Start of Extracted data

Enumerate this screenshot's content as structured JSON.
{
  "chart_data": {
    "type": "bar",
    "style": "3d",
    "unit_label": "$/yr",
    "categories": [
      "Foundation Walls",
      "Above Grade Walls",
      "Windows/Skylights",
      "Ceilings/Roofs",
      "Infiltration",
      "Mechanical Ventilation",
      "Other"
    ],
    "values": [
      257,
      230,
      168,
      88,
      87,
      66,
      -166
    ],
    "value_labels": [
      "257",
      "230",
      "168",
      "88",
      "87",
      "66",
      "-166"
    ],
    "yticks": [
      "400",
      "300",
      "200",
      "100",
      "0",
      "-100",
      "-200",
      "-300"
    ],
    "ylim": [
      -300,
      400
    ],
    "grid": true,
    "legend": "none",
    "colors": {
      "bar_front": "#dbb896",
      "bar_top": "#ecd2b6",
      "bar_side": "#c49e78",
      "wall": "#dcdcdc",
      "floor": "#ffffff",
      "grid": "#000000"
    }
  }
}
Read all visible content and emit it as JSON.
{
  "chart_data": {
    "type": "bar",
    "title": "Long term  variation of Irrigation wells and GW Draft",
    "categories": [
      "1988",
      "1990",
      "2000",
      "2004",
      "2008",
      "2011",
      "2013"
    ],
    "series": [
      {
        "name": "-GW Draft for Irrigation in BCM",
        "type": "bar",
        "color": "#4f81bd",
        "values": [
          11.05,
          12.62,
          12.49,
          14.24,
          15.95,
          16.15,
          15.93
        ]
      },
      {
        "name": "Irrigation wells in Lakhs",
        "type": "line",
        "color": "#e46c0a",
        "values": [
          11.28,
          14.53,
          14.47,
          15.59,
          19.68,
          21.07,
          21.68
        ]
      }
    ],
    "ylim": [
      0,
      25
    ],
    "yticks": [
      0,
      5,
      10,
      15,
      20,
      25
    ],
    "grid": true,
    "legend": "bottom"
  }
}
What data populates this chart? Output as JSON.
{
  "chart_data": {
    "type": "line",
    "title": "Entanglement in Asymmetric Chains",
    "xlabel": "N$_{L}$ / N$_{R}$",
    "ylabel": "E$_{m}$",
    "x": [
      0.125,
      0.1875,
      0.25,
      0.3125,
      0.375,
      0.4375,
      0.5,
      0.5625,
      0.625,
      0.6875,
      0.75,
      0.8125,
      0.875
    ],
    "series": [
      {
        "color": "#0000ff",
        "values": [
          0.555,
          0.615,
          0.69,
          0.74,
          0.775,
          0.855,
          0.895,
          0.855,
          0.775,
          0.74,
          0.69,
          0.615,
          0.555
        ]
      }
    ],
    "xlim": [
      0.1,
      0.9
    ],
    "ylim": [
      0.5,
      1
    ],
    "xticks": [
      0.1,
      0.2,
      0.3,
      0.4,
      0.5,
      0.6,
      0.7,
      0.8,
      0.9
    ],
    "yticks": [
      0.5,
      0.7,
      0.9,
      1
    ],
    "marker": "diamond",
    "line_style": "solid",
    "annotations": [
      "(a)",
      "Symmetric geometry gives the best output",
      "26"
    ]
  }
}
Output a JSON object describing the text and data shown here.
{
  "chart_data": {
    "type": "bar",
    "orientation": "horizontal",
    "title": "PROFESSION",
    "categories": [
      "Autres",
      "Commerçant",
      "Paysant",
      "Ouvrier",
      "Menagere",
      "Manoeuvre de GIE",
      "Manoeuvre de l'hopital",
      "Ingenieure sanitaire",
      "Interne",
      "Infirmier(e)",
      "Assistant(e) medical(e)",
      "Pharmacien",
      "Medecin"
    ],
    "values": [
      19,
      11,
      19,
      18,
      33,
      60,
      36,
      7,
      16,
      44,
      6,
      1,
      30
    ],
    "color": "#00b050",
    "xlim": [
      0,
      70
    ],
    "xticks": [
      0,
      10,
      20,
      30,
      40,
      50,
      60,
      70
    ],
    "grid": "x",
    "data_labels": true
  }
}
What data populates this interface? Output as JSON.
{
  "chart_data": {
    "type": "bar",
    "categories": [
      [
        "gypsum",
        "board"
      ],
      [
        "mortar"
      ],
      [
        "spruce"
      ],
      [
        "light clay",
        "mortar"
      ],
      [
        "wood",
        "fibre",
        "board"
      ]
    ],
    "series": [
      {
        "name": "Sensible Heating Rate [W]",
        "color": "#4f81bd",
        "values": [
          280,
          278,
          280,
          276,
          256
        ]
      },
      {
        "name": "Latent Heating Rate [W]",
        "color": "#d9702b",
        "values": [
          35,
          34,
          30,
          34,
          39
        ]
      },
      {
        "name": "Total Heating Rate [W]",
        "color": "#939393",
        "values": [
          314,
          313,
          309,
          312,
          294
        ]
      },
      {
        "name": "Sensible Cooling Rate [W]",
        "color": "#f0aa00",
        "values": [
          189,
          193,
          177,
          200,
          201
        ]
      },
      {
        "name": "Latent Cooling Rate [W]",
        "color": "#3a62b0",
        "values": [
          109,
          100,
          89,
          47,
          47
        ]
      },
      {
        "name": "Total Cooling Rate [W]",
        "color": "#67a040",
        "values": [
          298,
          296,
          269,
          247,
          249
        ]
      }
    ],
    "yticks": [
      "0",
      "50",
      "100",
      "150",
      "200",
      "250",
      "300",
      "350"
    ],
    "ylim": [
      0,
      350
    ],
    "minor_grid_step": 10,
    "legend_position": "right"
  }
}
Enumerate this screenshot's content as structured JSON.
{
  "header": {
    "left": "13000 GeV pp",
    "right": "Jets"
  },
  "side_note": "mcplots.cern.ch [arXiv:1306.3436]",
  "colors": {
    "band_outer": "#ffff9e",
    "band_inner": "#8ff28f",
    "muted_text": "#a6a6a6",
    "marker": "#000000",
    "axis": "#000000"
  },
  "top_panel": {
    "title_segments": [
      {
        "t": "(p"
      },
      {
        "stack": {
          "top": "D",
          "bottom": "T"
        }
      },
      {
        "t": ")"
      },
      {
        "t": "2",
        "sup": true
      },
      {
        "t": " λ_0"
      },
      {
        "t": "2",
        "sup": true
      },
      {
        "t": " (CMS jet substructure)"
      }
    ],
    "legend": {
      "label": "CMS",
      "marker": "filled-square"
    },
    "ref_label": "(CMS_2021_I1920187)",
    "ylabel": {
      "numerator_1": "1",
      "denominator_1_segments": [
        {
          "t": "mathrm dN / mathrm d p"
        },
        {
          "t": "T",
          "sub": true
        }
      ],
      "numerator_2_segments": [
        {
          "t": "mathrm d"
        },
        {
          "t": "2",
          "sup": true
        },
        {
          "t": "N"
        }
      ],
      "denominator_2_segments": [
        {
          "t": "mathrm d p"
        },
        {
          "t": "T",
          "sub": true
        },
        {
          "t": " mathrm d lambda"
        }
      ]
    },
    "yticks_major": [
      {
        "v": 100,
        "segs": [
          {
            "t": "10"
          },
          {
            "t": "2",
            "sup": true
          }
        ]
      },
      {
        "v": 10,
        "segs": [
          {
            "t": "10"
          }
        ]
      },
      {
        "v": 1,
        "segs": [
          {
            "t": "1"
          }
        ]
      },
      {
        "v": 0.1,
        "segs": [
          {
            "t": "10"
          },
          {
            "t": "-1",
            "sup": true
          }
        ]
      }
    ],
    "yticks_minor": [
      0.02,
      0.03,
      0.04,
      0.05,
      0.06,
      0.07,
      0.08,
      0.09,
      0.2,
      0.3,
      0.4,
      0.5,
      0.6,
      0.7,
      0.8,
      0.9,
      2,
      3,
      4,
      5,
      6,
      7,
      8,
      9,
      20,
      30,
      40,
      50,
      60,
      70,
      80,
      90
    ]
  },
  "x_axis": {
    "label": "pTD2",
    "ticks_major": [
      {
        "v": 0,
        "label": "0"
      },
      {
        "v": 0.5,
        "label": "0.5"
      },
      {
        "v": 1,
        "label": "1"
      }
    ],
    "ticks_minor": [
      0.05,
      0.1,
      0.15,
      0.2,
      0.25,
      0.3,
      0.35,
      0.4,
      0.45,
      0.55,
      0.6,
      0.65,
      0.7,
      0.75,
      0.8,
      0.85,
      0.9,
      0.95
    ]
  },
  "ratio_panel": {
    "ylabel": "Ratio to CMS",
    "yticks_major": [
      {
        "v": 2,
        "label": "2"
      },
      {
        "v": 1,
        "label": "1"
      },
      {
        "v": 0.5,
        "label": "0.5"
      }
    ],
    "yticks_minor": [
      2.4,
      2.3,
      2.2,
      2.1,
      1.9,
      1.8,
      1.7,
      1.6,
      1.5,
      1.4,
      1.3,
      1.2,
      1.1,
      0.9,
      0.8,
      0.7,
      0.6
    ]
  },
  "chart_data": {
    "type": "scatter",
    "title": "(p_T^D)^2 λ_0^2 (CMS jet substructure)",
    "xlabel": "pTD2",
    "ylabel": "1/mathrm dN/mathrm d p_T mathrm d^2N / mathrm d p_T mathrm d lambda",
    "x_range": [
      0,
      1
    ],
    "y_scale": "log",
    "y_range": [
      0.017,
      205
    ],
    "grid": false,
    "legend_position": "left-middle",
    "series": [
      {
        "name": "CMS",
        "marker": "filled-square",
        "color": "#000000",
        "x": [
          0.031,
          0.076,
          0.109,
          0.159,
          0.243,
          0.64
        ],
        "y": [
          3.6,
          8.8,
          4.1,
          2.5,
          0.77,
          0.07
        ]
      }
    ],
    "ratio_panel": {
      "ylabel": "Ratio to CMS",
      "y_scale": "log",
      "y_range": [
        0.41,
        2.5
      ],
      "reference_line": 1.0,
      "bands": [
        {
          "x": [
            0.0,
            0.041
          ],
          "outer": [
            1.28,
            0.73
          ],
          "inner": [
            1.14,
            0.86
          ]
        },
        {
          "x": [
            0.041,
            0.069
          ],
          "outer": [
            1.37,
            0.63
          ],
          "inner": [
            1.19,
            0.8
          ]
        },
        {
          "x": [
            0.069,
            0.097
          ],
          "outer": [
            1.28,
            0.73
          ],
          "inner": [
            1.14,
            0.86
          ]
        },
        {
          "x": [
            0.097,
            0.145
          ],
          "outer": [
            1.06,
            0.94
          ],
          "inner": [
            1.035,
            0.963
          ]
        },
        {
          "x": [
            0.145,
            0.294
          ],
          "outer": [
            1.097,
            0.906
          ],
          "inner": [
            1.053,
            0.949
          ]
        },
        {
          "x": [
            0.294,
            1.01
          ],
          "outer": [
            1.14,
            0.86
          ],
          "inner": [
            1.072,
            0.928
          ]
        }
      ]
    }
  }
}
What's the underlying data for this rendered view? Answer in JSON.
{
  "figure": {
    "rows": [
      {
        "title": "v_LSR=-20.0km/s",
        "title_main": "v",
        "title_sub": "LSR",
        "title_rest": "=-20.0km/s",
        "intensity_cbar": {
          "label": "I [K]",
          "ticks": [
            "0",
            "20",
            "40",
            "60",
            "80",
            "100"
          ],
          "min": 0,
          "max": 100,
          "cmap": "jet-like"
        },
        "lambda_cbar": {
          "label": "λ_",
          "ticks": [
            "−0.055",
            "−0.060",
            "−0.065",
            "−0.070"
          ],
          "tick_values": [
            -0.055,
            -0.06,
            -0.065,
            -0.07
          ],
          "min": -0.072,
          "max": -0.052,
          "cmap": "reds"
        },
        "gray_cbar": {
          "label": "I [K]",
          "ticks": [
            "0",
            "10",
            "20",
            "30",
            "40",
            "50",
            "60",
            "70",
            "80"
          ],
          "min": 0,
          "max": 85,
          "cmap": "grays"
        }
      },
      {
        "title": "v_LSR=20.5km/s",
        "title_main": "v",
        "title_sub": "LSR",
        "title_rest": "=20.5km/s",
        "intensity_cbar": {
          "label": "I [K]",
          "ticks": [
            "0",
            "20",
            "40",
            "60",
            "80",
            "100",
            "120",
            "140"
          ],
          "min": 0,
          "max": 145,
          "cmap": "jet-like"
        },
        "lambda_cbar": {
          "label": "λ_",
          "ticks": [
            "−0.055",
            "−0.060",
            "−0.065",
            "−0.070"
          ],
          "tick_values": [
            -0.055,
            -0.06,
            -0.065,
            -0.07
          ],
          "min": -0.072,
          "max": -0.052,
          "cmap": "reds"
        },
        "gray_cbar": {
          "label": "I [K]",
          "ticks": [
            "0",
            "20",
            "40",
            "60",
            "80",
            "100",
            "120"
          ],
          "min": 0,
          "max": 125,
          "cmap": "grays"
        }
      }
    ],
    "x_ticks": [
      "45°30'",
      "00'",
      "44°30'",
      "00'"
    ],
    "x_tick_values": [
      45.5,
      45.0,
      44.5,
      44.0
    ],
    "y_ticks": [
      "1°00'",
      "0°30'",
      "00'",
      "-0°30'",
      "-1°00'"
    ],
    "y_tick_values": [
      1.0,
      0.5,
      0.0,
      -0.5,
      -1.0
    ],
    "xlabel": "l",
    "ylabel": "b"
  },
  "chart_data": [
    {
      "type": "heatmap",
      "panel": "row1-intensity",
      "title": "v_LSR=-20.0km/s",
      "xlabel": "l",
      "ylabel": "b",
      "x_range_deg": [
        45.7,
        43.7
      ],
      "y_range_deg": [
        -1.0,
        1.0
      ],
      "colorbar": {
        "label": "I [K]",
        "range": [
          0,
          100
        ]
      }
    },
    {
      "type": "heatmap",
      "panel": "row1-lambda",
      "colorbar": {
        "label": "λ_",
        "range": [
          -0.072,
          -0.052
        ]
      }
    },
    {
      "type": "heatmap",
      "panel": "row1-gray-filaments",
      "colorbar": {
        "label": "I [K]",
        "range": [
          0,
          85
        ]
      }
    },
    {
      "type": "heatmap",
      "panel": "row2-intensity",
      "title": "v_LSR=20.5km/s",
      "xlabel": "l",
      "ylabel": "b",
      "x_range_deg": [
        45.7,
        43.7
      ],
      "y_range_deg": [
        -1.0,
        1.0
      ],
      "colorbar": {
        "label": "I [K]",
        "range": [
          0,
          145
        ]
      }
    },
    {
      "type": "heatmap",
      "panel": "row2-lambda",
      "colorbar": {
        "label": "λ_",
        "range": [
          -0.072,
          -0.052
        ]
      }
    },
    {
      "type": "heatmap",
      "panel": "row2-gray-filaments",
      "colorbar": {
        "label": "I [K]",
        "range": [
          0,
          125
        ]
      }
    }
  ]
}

End of Extracted data

→ What you should do
Tell how many lines include "this". The number is the whole answer.

→ Written response
5